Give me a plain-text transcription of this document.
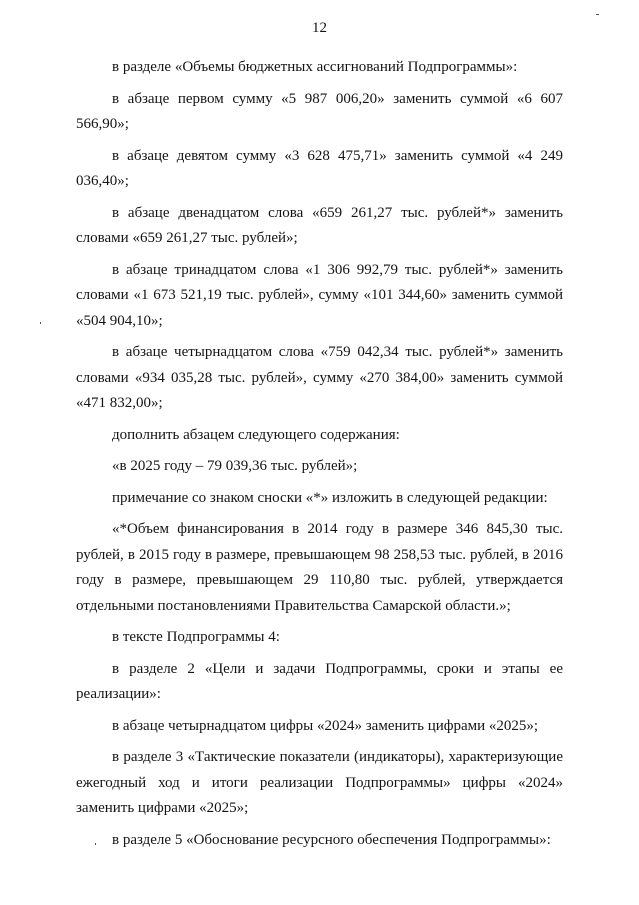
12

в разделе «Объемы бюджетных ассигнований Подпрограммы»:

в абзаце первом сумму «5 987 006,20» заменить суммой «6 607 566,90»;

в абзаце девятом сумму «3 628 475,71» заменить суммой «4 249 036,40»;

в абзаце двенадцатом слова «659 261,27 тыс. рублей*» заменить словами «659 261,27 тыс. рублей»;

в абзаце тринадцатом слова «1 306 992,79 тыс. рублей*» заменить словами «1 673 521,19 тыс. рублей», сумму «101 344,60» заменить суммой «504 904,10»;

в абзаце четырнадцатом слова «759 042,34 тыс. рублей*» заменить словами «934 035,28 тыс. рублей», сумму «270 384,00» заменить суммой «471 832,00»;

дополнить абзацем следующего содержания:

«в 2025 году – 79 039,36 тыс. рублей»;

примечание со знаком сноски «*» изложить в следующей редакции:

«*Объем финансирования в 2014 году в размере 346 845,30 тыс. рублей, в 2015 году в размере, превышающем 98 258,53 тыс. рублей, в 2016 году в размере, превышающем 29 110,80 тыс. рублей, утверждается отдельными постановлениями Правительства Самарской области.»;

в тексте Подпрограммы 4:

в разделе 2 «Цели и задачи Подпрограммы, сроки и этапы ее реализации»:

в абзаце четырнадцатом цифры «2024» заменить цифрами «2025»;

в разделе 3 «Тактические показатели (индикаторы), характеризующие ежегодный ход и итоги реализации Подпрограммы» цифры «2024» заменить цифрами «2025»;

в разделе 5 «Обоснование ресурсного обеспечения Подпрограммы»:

• _Problem description_
Give the data above again in full and unchanged, skipping the pictures.

• _Solution for this task_
Give me a plain-text transcription of this document.
12

в разделе «Объемы бюджетных ассигнований Подпрограммы»:

в абзаце первом сумму «5 987 006,20» заменить суммой «6 607 566,90»;

в абзаце девятом сумму «3 628 475,71» заменить суммой «4 249 036,40»;

в абзаце двенадцатом слова «659 261,27 тыс. рублей*» заменить словами «659 261,27 тыс. рублей»;

в абзаце тринадцатом слова «1 306 992,79 тыс. рублей*» заменить словами «1 673 521,19 тыс. рублей», сумму «101 344,60» заменить суммой «504 904,10»;

в абзаце четырнадцатом слова «759 042,34 тыс. рублей*» заменить словами «934 035,28 тыс. рублей», сумму «270 384,00» заменить суммой «471 832,00»;

дополнить абзацем следующего содержания:

«в 2025 году – 79 039,36 тыс. рублей»;

примечание со знаком сноски «*» изложить в следующей редакции:

«*Объем финансирования в 2014 году в размере 346 845,30 тыс. рублей, в 2015 году в размере, превышающем 98 258,53 тыс. рублей, в 2016 году в размере, превышающем 29 110,80 тыс. рублей, утверждается отдельными постановлениями Правительства Самарской области.»;

в тексте Подпрограммы 4:

в разделе 2 «Цели и задачи Подпрограммы, сроки и этапы ее реализации»:

в абзаце четырнадцатом цифры «2024» заменить цифрами «2025»;

в разделе 3 «Тактические показатели (индикаторы), характеризующие ежегодный ход и итоги реализации Подпрограммы» цифры «2024» заменить цифрами «2025»;

в разделе 5 «Обоснование ресурсного обеспечения Подпрограммы»:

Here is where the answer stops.